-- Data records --
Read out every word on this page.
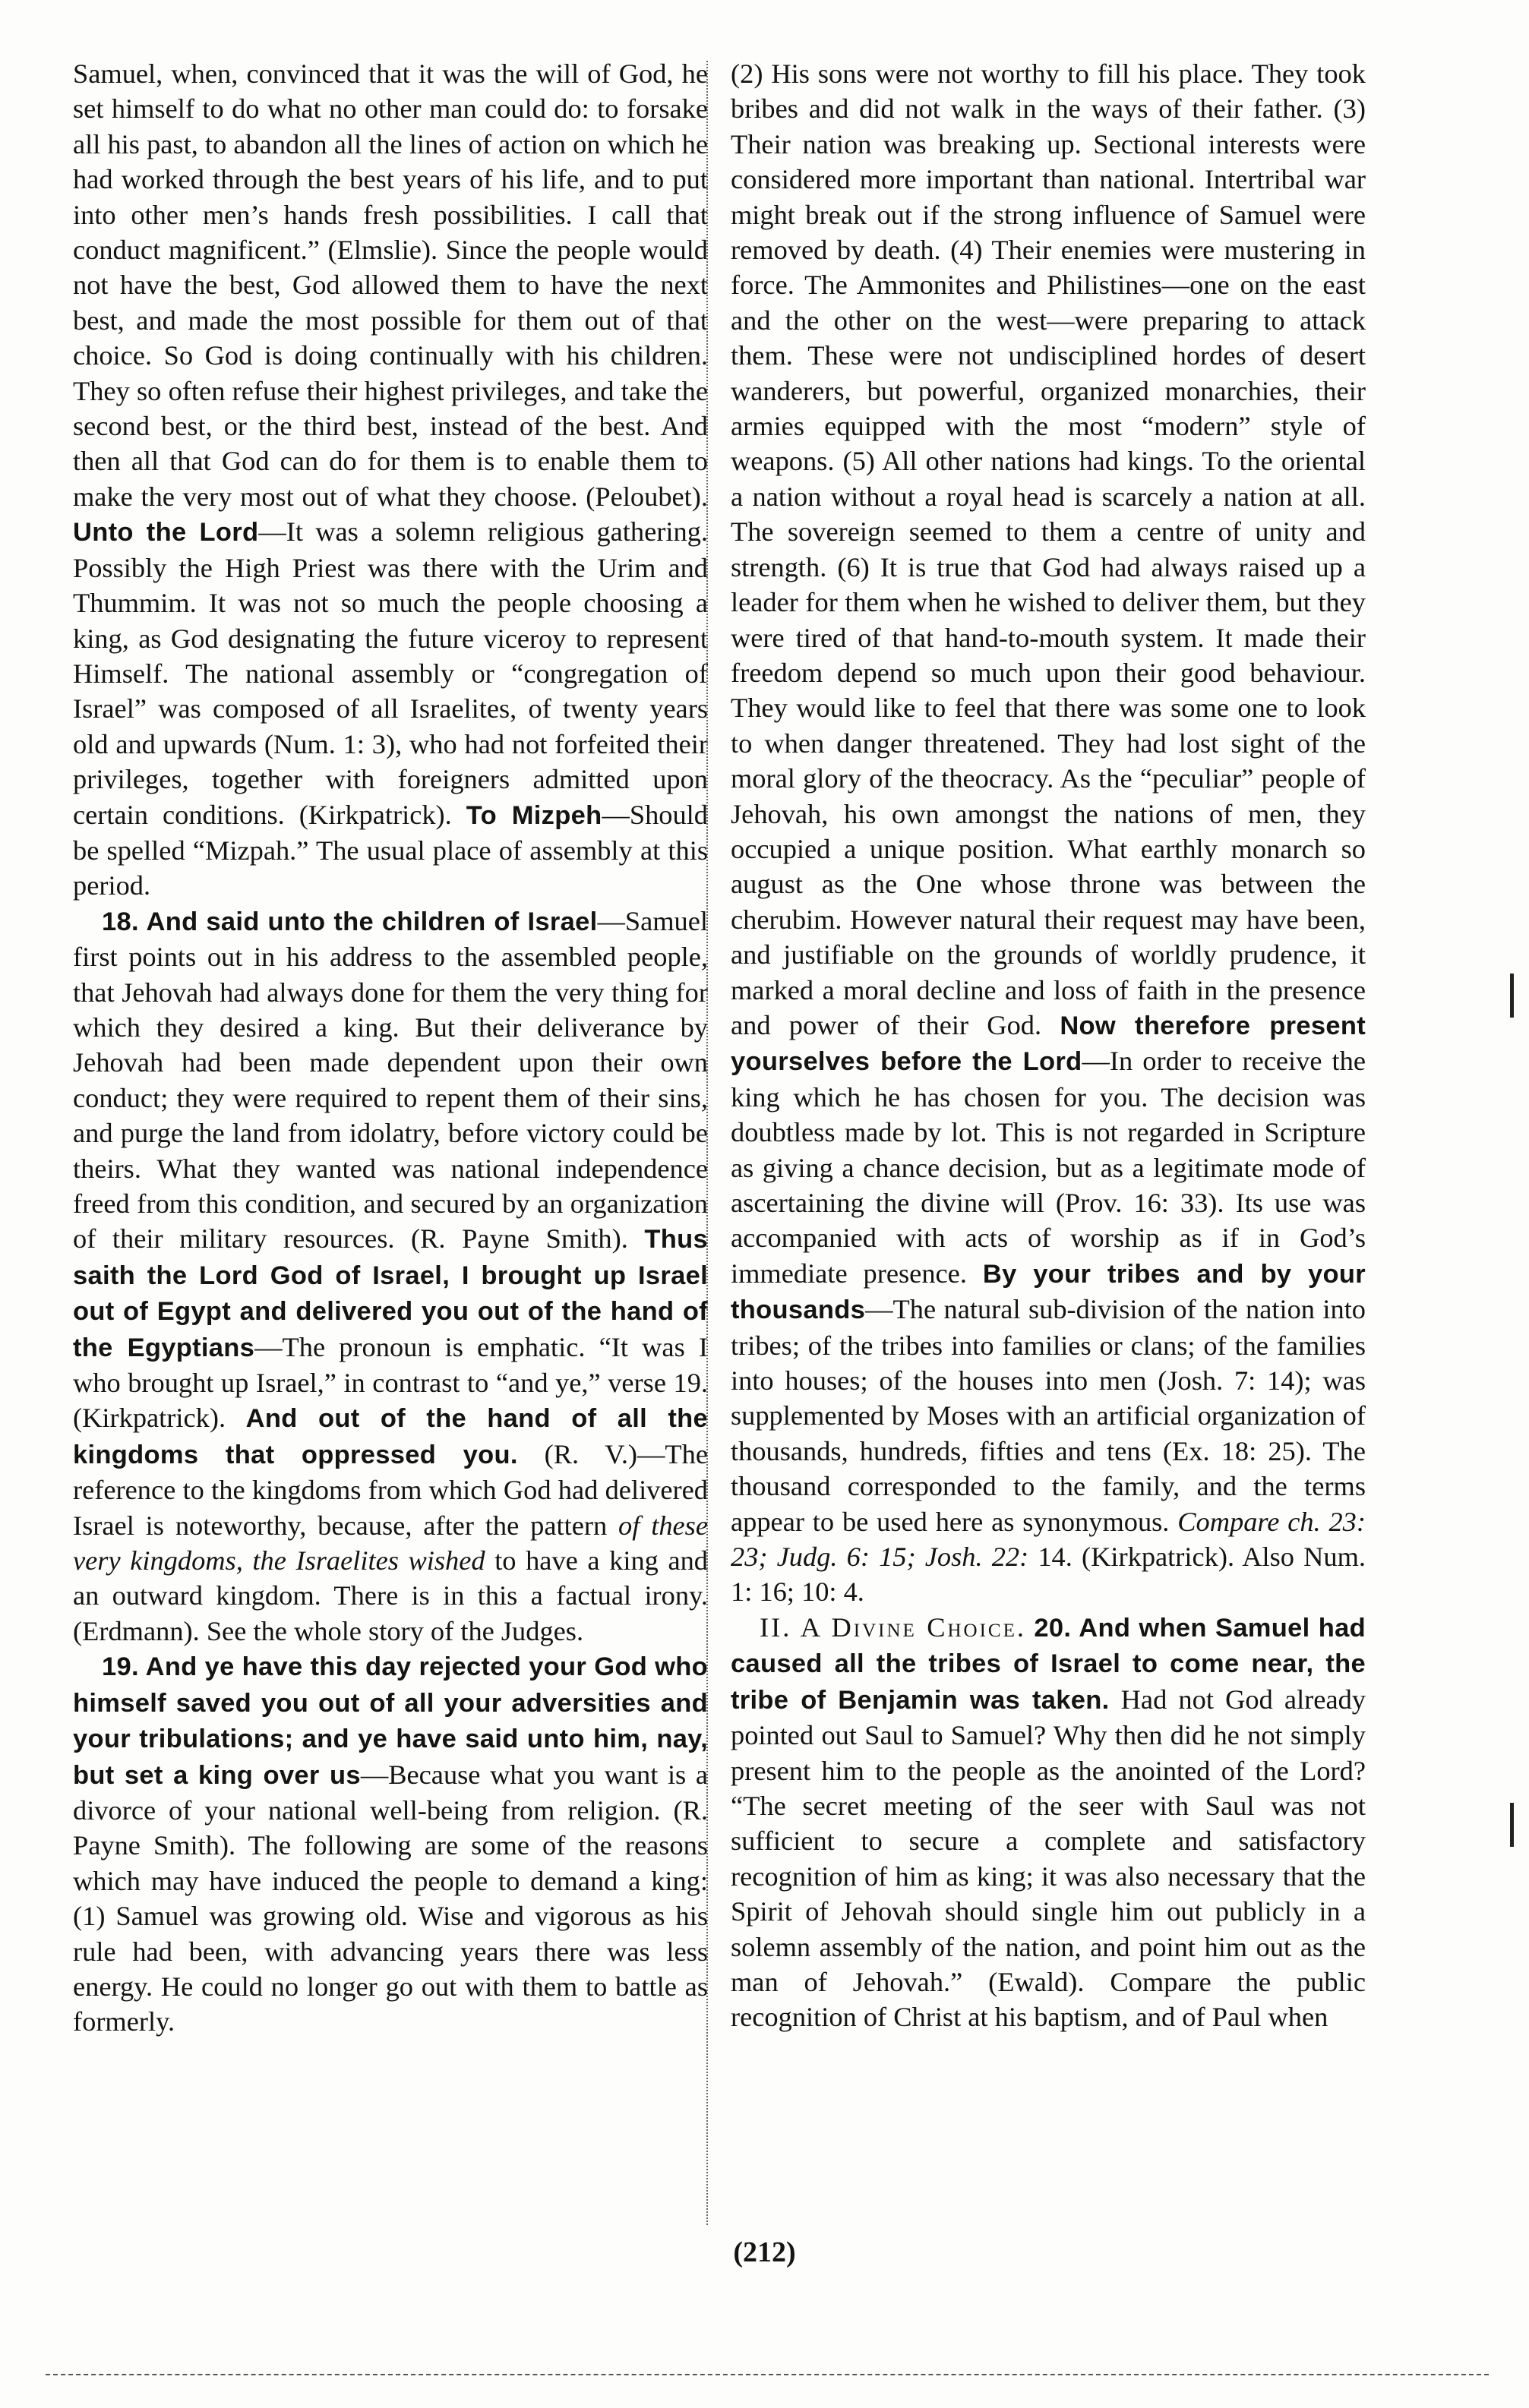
Samuel, when, convinced that it was the will of God, he set himself to do what no other man could do: to forsake all his past, to abandon all the lines of action on which he had worked through the best years of his life, and to put into other men’s hands fresh possibilities. I call that conduct magnificent.” (Elmslie). Since the people would not have the best, God allowed them to have the next best, and made the most possible for them out of that choice. So God is doing continually with his children. They so often refuse their highest privileges, and take the second best, or the third best, instead of the best. And then all that God can do for them is to enable them to make the very most out of what they choose. (Peloubet). Unto the Lord—It was a solemn religious gathering. Possibly the High Priest was there with the Urim and Thummim. It was not so much the people choosing a king, as God designating the future viceroy to represent Himself. The national assembly or “congregation of Israel” was composed of all Israelites, of twenty years old and upwards (Num. 1: 3), who had not forfeited their privileges, together with foreigners admitted upon certain conditions. (Kirkpatrick). To Mizpeh—Should be spelled “Mizpah.” The usual place of assembly at this period.

18. And said unto the children of Israel—Samuel first points out in his address to the assembled people, that Jehovah had always done for them the very thing for which they desired a king. But their deliverance by Jehovah had been made dependent upon their own conduct; they were required to repent them of their sins, and purge the land from idolatry, before victory could be theirs. What they wanted was national independence freed from this condition, and secured by an organization of their military resources. (R. Payne Smith). Thus saith the Lord God of Israel, I brought up Israel out of Egypt and delivered you out of the hand of the Egyptians—The pronoun is emphatic. “It was I who brought up Israel,” in contrast to “and ye,” verse 19. (Kirkpatrick). And out of the hand of all the kingdoms that oppressed you. (R. V.)—The reference to the kingdoms from which God had delivered Israel is noteworthy, because, after the pattern of these very kingdoms, the Israelites wished to have a king and an outward kingdom. There is in this a factual irony. (Erdmann). See the whole story of the Judges.

19. And ye have this day rejected your God who himself saved you out of all your adversities and your tribulations; and ye have said unto him, nay, but set a king over us—Because what you want is a divorce of your national well-being from religion. (R. Payne Smith). The following are some of the reasons which may have induced the people to demand a king: (1) Samuel was growing old. Wise and vigorous as his rule had been, with advancing years there was less energy. He could no longer go out with them to battle as formerly.

(2) His sons were not worthy to fill his place. They took bribes and did not walk in the ways of their father. (3) Their nation was breaking up. Sectional interests were considered more important than national. Intertribal war might break out if the strong influence of Samuel were removed by death. (4) Their enemies were mustering in force. The Ammonites and Philistines—one on the east and the other on the west—were preparing to attack them. These were not undisciplined hordes of desert wanderers, but powerful, organized monarchies, their armies equipped with the most “modern” style of weapons. (5) All other nations had kings. To the oriental a nation without a royal head is scarcely a nation at all. The sovereign seemed to them a centre of unity and strength. (6) It is true that God had always raised up a leader for them when he wished to deliver them, but they were tired of that hand-to-mouth system. It made their freedom depend so much upon their good behaviour. They would like to feel that there was some one to look to when danger threatened. They had lost sight of the moral glory of the theocracy. As the “peculiar” people of Jehovah, his own amongst the nations of men, they occupied a unique position. What earthly monarch so august as the One whose throne was between the cherubim. However natural their request may have been, and justifiable on the grounds of worldly prudence, it marked a moral decline and loss of faith in the presence and power of their God. Now therefore present yourselves before the Lord—In order to receive the king which he has chosen for you. The decision was doubtless made by lot. This is not regarded in Scripture as giving a chance decision, but as a legitimate mode of ascertaining the divine will (Prov. 16: 33). Its use was accompanied with acts of worship as if in God’s immediate presence. By your tribes and by your thousands—The natural sub-division of the nation into tribes; of the tribes into families or clans; of the families into houses; of the houses into men (Josh. 7: 14); was supplemented by Moses with an artificial organization of thousands, hundreds, fifties and tens (Ex. 18: 25). The thousand corresponded to the family, and the terms appear to be used here as synonymous. Compare ch. 23: 23; Judg. 6: 15; Josh. 22: 14. (Kirkpatrick). Also Num. 1: 16; 10: 4.

II. A Divine Choice. 20. And when Samuel had caused all the tribes of Israel to come near, the tribe of Benjamin was taken. Had not God already pointed out Saul to Samuel? Why then did he not simply present him to the people as the anointed of the Lord? “The secret meeting of the seer with Saul was not sufficient to secure a complete and satisfactory recognition of him as king; it was also necessary that the Spirit of Jehovah should single him out publicly in a solemn assembly of the nation, and point him out as the man of Jehovah.” (Ewald). Compare the public recognition of Christ at his baptism, and of Paul when

(212)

-- Exercise task --
With the pictures left out, transcribe the material exactly.

-- Exercise result --
Read out every word on this page.
Samuel, when, convinced that it was the will of God, he set himself to do what no other man could do: to forsake all his past, to abandon all the lines of action on which he had worked through the best years of his life, and to put into other men’s hands fresh possibilities. I call that conduct magnificent.” (Elmslie). Since the people would not have the best, God allowed them to have the next best, and made the most possible for them out of that choice. So God is doing continually with his children. They so often refuse their highest privileges, and take the second best, or the third best, instead of the best. And then all that God can do for them is to enable them to make the very most out of what they choose. (Peloubet). Unto the Lord—It was a solemn religious gathering. Possibly the High Priest was there with the Urim and Thummim. It was not so much the people choosing a king, as God designating the future viceroy to represent Himself. The national assembly or “congregation of Israel” was composed of all Israelites, of twenty years old and upwards (Num. 1: 3), who had not forfeited their privileges, together with foreigners admitted upon certain conditions. (Kirkpatrick). To Mizpeh—Should be spelled “Mizpah.” The usual place of assembly at this period.

18. And said unto the children of Israel—Samuel first points out in his address to the assembled people, that Jehovah had always done for them the very thing for which they desired a king. But their deliverance by Jehovah had been made dependent upon their own conduct; they were required to repent them of their sins, and purge the land from idolatry, before victory could be theirs. What they wanted was national independence freed from this condition, and secured by an organization of their military resources. (R. Payne Smith). Thus saith the Lord God of Israel, I brought up Israel out of Egypt and delivered you out of the hand of the Egyptians—The pronoun is emphatic. “It was I who brought up Israel,” in contrast to “and ye,” verse 19. (Kirkpatrick). And out of the hand of all the kingdoms that oppressed you. (R. V.)—The reference to the kingdoms from which God had delivered Israel is noteworthy, because, after the pattern of these very kingdoms, the Israelites wished to have a king and an outward kingdom. There is in this a factual irony. (Erdmann). See the whole story of the Judges.

19. And ye have this day rejected your God who himself saved you out of all your adversities and your tribulations; and ye have said unto him, nay, but set a king over us—Because what you want is a divorce of your national well-being from religion. (R. Payne Smith). The following are some of the reasons which may have induced the people to demand a king: (1) Samuel was growing old. Wise and vigorous as his rule had been, with advancing years there was less energy. He could no longer go out with them to battle as formerly.

(2) His sons were not worthy to fill his place. They took bribes and did not walk in the ways of their father. (3) Their nation was breaking up. Sectional interests were considered more important than national. Intertribal war might break out if the strong influence of Samuel were removed by death. (4) Their enemies were mustering in force. The Ammonites and Philistines—one on the east and the other on the west—were preparing to attack them. These were not undisciplined hordes of desert wanderers, but powerful, organized monarchies, their armies equipped with the most “modern” style of weapons. (5) All other nations had kings. To the oriental a nation without a royal head is scarcely a nation at all. The sovereign seemed to them a centre of unity and strength. (6) It is true that God had always raised up a leader for them when he wished to deliver them, but they were tired of that hand-to-mouth system. It made their freedom depend so much upon their good behaviour. They would like to feel that there was some one to look to when danger threatened. They had lost sight of the moral glory of the theocracy. As the “peculiar” people of Jehovah, his own amongst the nations of men, they occupied a unique position. What earthly monarch so august as the One whose throne was between the cherubim. However natural their request may have been, and justifiable on the grounds of worldly prudence, it marked a moral decline and loss of faith in the presence and power of their God. Now therefore present yourselves before the Lord—In order to receive the king which he has chosen for you. The decision was doubtless made by lot. This is not regarded in Scripture as giving a chance decision, but as a legitimate mode of ascertaining the divine will (Prov. 16: 33). Its use was accompanied with acts of worship as if in God’s immediate presence. By your tribes and by your thousands—The natural sub-division of the nation into tribes; of the tribes into families or clans; of the families into houses; of the houses into men (Josh. 7: 14); was supplemented by Moses with an artificial organization of thousands, hundreds, fifties and tens (Ex. 18: 25). The thousand corresponded to the family, and the terms appear to be used here as synonymous. Compare ch. 23: 23; Judg. 6: 15; Josh. 22: 14. (Kirkpatrick). Also Num. 1: 16; 10: 4.

II. A Divine Choice. 20. And when Samuel had caused all the tribes of Israel to come near, the tribe of Benjamin was taken. Had not God already pointed out Saul to Samuel? Why then did he not simply present him to the people as the anointed of the Lord? “The secret meeting of the seer with Saul was not sufficient to secure a complete and satisfactory recognition of him as king; it was also necessary that the Spirit of Jehovah should single him out publicly in a solemn assembly of the nation, and point him out as the man of Jehovah.” (Ewald). Compare the public recognition of Christ at his baptism, and of Paul when

(212)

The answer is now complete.